WORK INSTRUCTIONS: Please reproduce every record, keeping each one exactly as written.

==========

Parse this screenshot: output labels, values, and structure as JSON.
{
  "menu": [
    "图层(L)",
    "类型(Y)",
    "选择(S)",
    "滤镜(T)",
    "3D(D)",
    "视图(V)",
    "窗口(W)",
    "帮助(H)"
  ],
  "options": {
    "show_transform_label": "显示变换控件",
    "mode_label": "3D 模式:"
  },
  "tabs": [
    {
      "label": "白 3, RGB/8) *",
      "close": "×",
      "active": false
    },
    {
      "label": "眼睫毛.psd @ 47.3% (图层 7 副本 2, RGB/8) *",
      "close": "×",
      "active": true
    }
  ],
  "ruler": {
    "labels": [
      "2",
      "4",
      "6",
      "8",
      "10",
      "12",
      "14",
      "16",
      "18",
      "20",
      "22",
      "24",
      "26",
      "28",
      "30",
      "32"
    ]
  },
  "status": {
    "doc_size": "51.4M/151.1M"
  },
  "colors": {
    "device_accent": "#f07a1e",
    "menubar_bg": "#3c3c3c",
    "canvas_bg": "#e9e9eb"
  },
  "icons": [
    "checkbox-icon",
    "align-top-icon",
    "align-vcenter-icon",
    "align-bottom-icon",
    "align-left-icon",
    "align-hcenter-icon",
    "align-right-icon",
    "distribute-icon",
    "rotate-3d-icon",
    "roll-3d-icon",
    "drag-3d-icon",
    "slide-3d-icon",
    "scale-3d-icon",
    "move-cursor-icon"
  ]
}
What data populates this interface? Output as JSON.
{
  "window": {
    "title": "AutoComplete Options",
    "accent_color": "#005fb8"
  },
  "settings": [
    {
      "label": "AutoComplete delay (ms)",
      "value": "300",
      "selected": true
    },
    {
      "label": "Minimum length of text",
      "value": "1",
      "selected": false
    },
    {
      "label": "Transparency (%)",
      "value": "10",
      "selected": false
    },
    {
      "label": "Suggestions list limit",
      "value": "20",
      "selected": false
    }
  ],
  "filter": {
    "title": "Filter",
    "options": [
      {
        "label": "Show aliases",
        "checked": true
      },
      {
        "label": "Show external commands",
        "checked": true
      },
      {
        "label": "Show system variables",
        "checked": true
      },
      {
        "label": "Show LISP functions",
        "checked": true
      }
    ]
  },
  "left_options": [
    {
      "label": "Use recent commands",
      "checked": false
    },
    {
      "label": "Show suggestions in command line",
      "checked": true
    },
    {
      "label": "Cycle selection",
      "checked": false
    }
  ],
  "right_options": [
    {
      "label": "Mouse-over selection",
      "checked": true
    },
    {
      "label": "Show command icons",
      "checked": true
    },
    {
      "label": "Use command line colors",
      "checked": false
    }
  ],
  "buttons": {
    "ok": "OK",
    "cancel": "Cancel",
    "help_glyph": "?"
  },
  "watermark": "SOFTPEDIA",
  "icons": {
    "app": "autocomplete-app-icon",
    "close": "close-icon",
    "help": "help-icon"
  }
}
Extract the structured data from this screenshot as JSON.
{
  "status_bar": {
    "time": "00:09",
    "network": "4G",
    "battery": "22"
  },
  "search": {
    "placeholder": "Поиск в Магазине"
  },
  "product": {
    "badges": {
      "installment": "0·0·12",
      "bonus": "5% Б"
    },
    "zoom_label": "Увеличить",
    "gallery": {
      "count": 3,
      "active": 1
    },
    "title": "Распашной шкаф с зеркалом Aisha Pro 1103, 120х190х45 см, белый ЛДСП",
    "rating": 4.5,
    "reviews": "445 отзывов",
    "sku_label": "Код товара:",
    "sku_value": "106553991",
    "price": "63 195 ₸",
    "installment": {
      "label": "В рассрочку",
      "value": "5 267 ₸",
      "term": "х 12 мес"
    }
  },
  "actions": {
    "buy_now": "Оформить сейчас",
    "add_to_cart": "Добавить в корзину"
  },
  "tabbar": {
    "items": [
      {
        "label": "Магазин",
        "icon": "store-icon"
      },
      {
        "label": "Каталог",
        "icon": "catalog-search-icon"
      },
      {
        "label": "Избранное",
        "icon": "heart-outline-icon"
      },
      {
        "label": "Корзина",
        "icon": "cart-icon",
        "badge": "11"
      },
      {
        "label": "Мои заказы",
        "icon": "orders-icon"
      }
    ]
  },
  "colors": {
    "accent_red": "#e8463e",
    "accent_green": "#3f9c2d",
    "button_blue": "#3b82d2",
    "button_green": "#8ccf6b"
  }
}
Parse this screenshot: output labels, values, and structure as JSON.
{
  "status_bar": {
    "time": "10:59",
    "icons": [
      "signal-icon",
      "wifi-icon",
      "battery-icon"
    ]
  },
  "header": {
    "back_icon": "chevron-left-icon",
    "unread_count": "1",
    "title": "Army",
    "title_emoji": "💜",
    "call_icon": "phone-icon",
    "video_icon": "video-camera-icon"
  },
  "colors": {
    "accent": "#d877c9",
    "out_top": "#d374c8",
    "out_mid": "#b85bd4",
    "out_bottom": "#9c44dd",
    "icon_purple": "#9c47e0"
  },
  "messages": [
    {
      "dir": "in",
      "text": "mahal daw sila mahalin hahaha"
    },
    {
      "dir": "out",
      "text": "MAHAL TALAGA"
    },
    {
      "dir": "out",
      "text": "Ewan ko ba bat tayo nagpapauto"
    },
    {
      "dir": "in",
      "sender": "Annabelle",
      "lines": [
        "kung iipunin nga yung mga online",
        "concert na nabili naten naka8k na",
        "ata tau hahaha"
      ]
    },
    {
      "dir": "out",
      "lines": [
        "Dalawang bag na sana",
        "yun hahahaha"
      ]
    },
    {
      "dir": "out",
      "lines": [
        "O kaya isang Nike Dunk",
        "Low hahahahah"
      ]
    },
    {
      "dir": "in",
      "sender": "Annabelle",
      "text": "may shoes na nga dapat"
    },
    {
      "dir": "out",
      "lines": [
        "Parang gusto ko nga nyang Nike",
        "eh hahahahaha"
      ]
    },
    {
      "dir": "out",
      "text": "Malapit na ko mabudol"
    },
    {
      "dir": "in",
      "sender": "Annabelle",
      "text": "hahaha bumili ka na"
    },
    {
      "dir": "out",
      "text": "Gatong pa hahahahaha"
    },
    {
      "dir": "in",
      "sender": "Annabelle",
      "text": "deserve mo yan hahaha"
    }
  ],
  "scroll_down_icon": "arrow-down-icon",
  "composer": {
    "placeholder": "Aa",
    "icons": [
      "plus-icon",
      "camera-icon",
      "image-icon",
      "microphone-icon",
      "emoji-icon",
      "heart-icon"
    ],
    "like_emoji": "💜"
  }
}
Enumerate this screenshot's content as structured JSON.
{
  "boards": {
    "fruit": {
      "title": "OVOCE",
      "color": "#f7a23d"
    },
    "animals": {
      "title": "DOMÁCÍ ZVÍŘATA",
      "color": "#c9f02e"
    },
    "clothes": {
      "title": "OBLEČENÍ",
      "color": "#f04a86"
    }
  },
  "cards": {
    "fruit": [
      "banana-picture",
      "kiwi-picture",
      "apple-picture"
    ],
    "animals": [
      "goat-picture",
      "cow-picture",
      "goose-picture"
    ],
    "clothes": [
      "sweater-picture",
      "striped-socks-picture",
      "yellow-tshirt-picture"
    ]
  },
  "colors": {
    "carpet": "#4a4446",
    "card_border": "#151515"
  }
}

==========

WRITTEN SOLUTION:
Parse this screenshot: output labels, values, and structure as JSON.
{
  "menu": [
    "图层(L)",
    "类型(Y)",
    "选择(S)",
    "滤镜(T)",
    "3D(D)",
    "视图(V)",
    "窗口(W)",
    "帮助(H)"
  ],
  "options": {
    "show_transform_label": "显示变换控件",
    "mode_label": "3D 模式:"
  },
  "tabs": [
    {
      "label": "白 3, RGB/8) *",
      "close": "×",
      "active": false
    },
    {
      "label": "眼睫毛.psd @ 47.3% (图层 7 副本 2, RGB/8) *",
      "close": "×",
      "active": true
    }
  ],
  "ruler": {
    "labels": [
      "2",
      "4",
      "6",
      "8",
      "10",
      "12",
      "14",
      "16",
      "18",
      "20",
      "22",
      "24",
      "26",
      "28",
      "30",
      "32"
    ]
  },
  "status": {
    "doc_size": "51.4M/151.1M"
  },
  "colors": {
    "device_accent": "#f07a1e",
    "menubar_bg": "#3c3c3c",
    "canvas_bg": "#e9e9eb"
  },
  "icons": [
    "checkbox-icon",
    "align-top-icon",
    "align-vcenter-icon",
    "align-bottom-icon",
    "align-left-icon",
    "align-hcenter-icon",
    "align-right-icon",
    "distribute-icon",
    "rotate-3d-icon",
    "roll-3d-icon",
    "drag-3d-icon",
    "slide-3d-icon",
    "scale-3d-icon",
    "move-cursor-icon"
  ]
}
What data populates this interface? Output as JSON.
{
  "window": {
    "title": "AutoComplete Options",
    "accent_color": "#005fb8"
  },
  "settings": [
    {
      "label": "AutoComplete delay (ms)",
      "value": "300",
      "selected": true
    },
    {
      "label": "Minimum length of text",
      "value": "1",
      "selected": false
    },
    {
      "label": "Transparency (%)",
      "value": "10",
      "selected": false
    },
    {
      "label": "Suggestions list limit",
      "value": "20",
      "selected": false
    }
  ],
  "filter": {
    "title": "Filter",
    "options": [
      {
        "label": "Show aliases",
        "checked": true
      },
      {
        "label": "Show external commands",
        "checked": true
      },
      {
        "label": "Show system variables",
        "checked": true
      },
      {
        "label": "Show LISP functions",
        "checked": true
      }
    ]
  },
  "left_options": [
    {
      "label": "Use recent commands",
      "checked": false
    },
    {
      "label": "Show suggestions in command line",
      "checked": true
    },
    {
      "label": "Cycle selection",
      "checked": false
    }
  ],
  "right_options": [
    {
      "label": "Mouse-over selection",
      "checked": true
    },
    {
      "label": "Show command icons",
      "checked": true
    },
    {
      "label": "Use command line colors",
      "checked": false
    }
  ],
  "buttons": {
    "ok": "OK",
    "cancel": "Cancel",
    "help_glyph": "?"
  },
  "watermark": "SOFTPEDIA",
  "icons": {
    "app": "autocomplete-app-icon",
    "close": "close-icon",
    "help": "help-icon"
  }
}
Extract the structured data from this screenshot as JSON.
{
  "status_bar": {
    "time": "00:09",
    "network": "4G",
    "battery": "22"
  },
  "search": {
    "placeholder": "Поиск в Магазине"
  },
  "product": {
    "badges": {
      "installment": "0·0·12",
      "bonus": "5% Б"
    },
    "zoom_label": "Увеличить",
    "gallery": {
      "count": 3,
      "active": 1
    },
    "title": "Распашной шкаф с зеркалом Aisha Pro 1103, 120х190х45 см, белый ЛДСП",
    "rating": 4.5,
    "reviews": "445 отзывов",
    "sku_label": "Код товара:",
    "sku_value": "106553991",
    "price": "63 195 ₸",
    "installment": {
      "label": "В рассрочку",
      "value": "5 267 ₸",
      "term": "х 12 мес"
    }
  },
  "actions": {
    "buy_now": "Оформить сейчас",
    "add_to_cart": "Добавить в корзину"
  },
  "tabbar": {
    "items": [
      {
        "label": "Магазин",
        "icon": "store-icon"
      },
      {
        "label": "Каталог",
        "icon": "catalog-search-icon"
      },
      {
        "label": "Избранное",
        "icon": "heart-outline-icon"
      },
      {
        "label": "Корзина",
        "icon": "cart-icon",
        "badge": "11"
      },
      {
        "label": "Мои заказы",
        "icon": "orders-icon"
      }
    ]
  },
  "colors": {
    "accent_red": "#e8463e",
    "accent_green": "#3f9c2d",
    "button_blue": "#3b82d2",
    "button_green": "#8ccf6b"
  }
}
Parse this screenshot: output labels, values, and structure as JSON.
{
  "status_bar": {
    "time": "10:59",
    "icons": [
      "signal-icon",
      "wifi-icon",
      "battery-icon"
    ]
  },
  "header": {
    "back_icon": "chevron-left-icon",
    "unread_count": "1",
    "title": "Army",
    "title_emoji": "💜",
    "call_icon": "phone-icon",
    "video_icon": "video-camera-icon"
  },
  "colors": {
    "accent": "#d877c9",
    "out_top": "#d374c8",
    "out_mid": "#b85bd4",
    "out_bottom": "#9c44dd",
    "icon_purple": "#9c47e0"
  },
  "messages": [
    {
      "dir": "in",
      "text": "mahal daw sila mahalin hahaha"
    },
    {
      "dir": "out",
      "text": "MAHAL TALAGA"
    },
    {
      "dir": "out",
      "text": "Ewan ko ba bat tayo nagpapauto"
    },
    {
      "dir": "in",
      "sender": "Annabelle",
      "lines": [
        "kung iipunin nga yung mga online",
        "concert na nabili naten naka8k na",
        "ata tau hahaha"
      ]
    },
    {
      "dir": "out",
      "lines": [
        "Dalawang bag na sana",
        "yun hahahaha"
      ]
    },
    {
      "dir": "out",
      "lines": [
        "O kaya isang Nike Dunk",
        "Low hahahahah"
      ]
    },
    {
      "dir": "in",
      "sender": "Annabelle",
      "text": "may shoes na nga dapat"
    },
    {
      "dir": "out",
      "lines": [
        "Parang gusto ko nga nyang Nike",
        "eh hahahahaha"
      ]
    },
    {
      "dir": "out",
      "text": "Malapit na ko mabudol"
    },
    {
      "dir": "in",
      "sender": "Annabelle",
      "text": "hahaha bumili ka na"
    },
    {
      "dir": "out",
      "text": "Gatong pa hahahahaha"
    },
    {
      "dir": "in",
      "sender": "Annabelle",
      "text": "deserve mo yan hahaha"
    }
  ],
  "scroll_down_icon": "arrow-down-icon",
  "composer": {
    "placeholder": "Aa",
    "icons": [
      "plus-icon",
      "camera-icon",
      "image-icon",
      "microphone-icon",
      "emoji-icon",
      "heart-icon"
    ],
    "like_emoji": "💜"
  }
}
Enumerate this screenshot's content as structured JSON.
{
  "boards": {
    "fruit": {
      "title": "OVOCE",
      "color": "#f7a23d"
    },
    "animals": {
      "title": "DOMÁCÍ ZVÍŘATA",
      "color": "#c9f02e"
    },
    "clothes": {
      "title": "OBLEČENÍ",
      "color": "#f04a86"
    }
  },
  "cards": {
    "fruit": [
      "banana-picture",
      "kiwi-picture",
      "apple-picture"
    ],
    "animals": [
      "goat-picture",
      "cow-picture",
      "goose-picture"
    ],
    "clothes": [
      "sweater-picture",
      "striped-socks-picture",
      "yellow-tshirt-picture"
    ]
  },
  "colors": {
    "carpet": "#4a4446",
    "card_border": "#151515"
  }
}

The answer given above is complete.